Raw records
========

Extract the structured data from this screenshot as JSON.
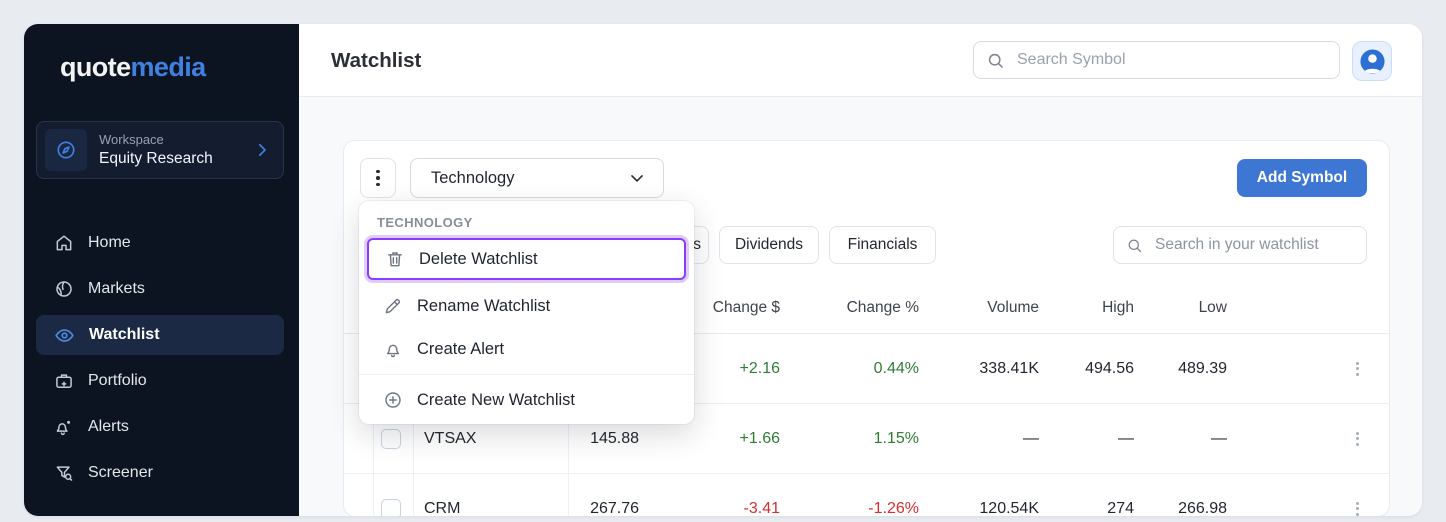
{
  "brand": {
    "logo_part1": "quote",
    "logo_part2": "media"
  },
  "sidebar": {
    "workspace": {
      "label": "Workspace",
      "value": "Equity Research",
      "icon": "compass-icon"
    },
    "items": [
      {
        "label": "Home",
        "icon": "home-icon",
        "active": false
      },
      {
        "label": "Markets",
        "icon": "globe-icon",
        "active": false
      },
      {
        "label": "Watchlist",
        "icon": "eye-icon",
        "active": true
      },
      {
        "label": "Portfolio",
        "icon": "portfolio-icon",
        "active": false
      },
      {
        "label": "Alerts",
        "icon": "alerts-icon",
        "active": false
      },
      {
        "label": "Screener",
        "icon": "screener-icon",
        "active": false
      }
    ]
  },
  "topbar": {
    "title": "Watchlist",
    "search_placeholder": "Search Symbol"
  },
  "toolbar": {
    "selected_watchlist": "Technology",
    "add_symbol_label": "Add Symbol"
  },
  "context_menu": {
    "section_label": "TECHNOLOGY",
    "items": [
      {
        "label": "Delete Watchlist",
        "icon": "trash-icon",
        "highlighted": true
      },
      {
        "label": "Rename Watchlist",
        "icon": "pencil-icon",
        "highlighted": false
      },
      {
        "label": "Create Alert",
        "icon": "bell-icon",
        "highlighted": false
      },
      {
        "label": "Create New Watchlist",
        "icon": "plus-circle-icon",
        "highlighted": false
      }
    ]
  },
  "tabs": {
    "partial_tab_text": "s",
    "items": [
      "Dividends",
      "Financials"
    ],
    "watchlist_search_placeholder": "Search in your watchlist"
  },
  "table": {
    "visible_columns": [
      "Change $",
      "Change %",
      "Volume",
      "High",
      "Low"
    ],
    "rows": [
      {
        "symbol": "",
        "price": "",
        "change": "+2.16",
        "change_pct": "0.44%",
        "volume": "338.41K",
        "high": "494.56",
        "low": "489.39",
        "trend": "up"
      },
      {
        "symbol": "VTSAX",
        "price": "145.88",
        "change": "+1.66",
        "change_pct": "1.15%",
        "volume": "—",
        "high": "—",
        "low": "—",
        "trend": "up"
      },
      {
        "symbol": "CRM",
        "price": "267.76",
        "change": "-3.41",
        "change_pct": "-1.26%",
        "volume": "120.54K",
        "high": "274",
        "low": "266.98",
        "trend": "down"
      }
    ]
  },
  "colors": {
    "accent_blue": "#3d76d3",
    "positive_green": "#2e7d32",
    "negative_red": "#d32f2f",
    "highlight_purple": "#8b3dff",
    "sidebar_bg": "#0c1422"
  }
}
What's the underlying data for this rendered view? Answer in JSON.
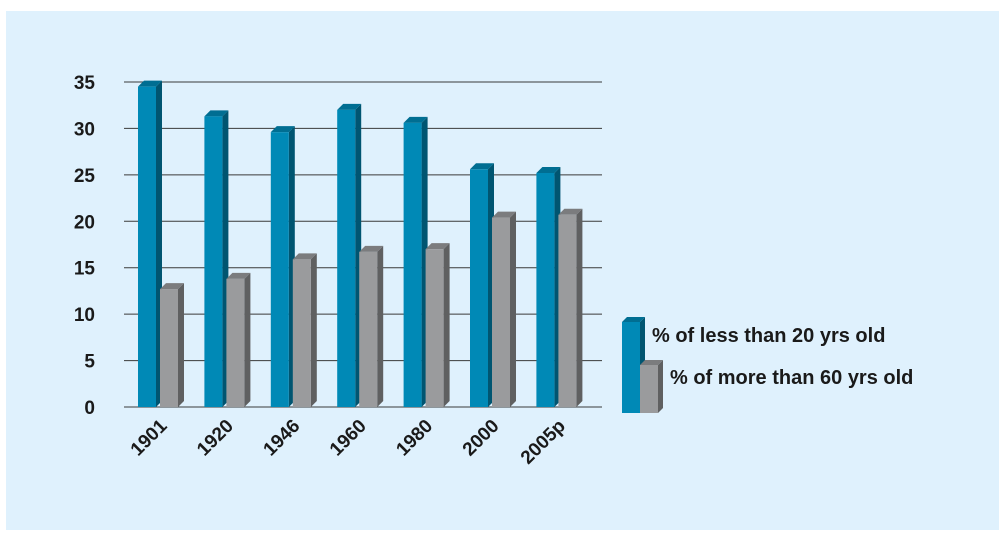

========

Restate the whole listing above exactly, except for its images.

Full response
Extract the structured data from this screenshot as JSON.
{
  "brand": {
    "logo_part1": "quote",
    "logo_part2": "media"
  },
  "sidebar": {
    "workspace": {
      "label": "Workspace",
      "value": "Equity Research",
      "icon": "compass-icon"
    },
    "items": [
      {
        "label": "Home",
        "icon": "home-icon",
        "active": false
      },
      {
        "label": "Markets",
        "icon": "globe-icon",
        "active": false
      },
      {
        "label": "Watchlist",
        "icon": "eye-icon",
        "active": true
      },
      {
        "label": "Portfolio",
        "icon": "portfolio-icon",
        "active": false
      },
      {
        "label": "Alerts",
        "icon": "alerts-icon",
        "active": false
      },
      {
        "label": "Screener",
        "icon": "screener-icon",
        "active": false
      }
    ]
  },
  "topbar": {
    "title": "Watchlist",
    "search_placeholder": "Search Symbol"
  },
  "toolbar": {
    "selected_watchlist": "Technology",
    "add_symbol_label": "Add Symbol"
  },
  "context_menu": {
    "section_label": "TECHNOLOGY",
    "items": [
      {
        "label": "Delete Watchlist",
        "icon": "trash-icon",
        "highlighted": true
      },
      {
        "label": "Rename Watchlist",
        "icon": "pencil-icon",
        "highlighted": false
      },
      {
        "label": "Create Alert",
        "icon": "bell-icon",
        "highlighted": false
      },
      {
        "label": "Create New Watchlist",
        "icon": "plus-circle-icon",
        "highlighted": false
      }
    ]
  },
  "tabs": {
    "partial_tab_text": "s",
    "items": [
      "Dividends",
      "Financials"
    ],
    "watchlist_search_placeholder": "Search in your watchlist"
  },
  "table": {
    "visible_columns": [
      "Change $",
      "Change %",
      "Volume",
      "High",
      "Low"
    ],
    "rows": [
      {
        "symbol": "",
        "price": "",
        "change": "+2.16",
        "change_pct": "0.44%",
        "volume": "338.41K",
        "high": "494.56",
        "low": "489.39",
        "trend": "up"
      },
      {
        "symbol": "VTSAX",
        "price": "145.88",
        "change": "+1.66",
        "change_pct": "1.15%",
        "volume": "—",
        "high": "—",
        "low": "—",
        "trend": "up"
      },
      {
        "symbol": "CRM",
        "price": "267.76",
        "change": "-3.41",
        "change_pct": "-1.26%",
        "volume": "120.54K",
        "high": "274",
        "low": "266.98",
        "trend": "down"
      }
    ]
  },
  "colors": {
    "accent_blue": "#3d76d3",
    "positive_green": "#2e7d32",
    "negative_red": "#d32f2f",
    "highlight_purple": "#8b3dff",
    "sidebar_bg": "#0c1422"
  }
}
What's the underlying data for this rendered view? Answer in JSON.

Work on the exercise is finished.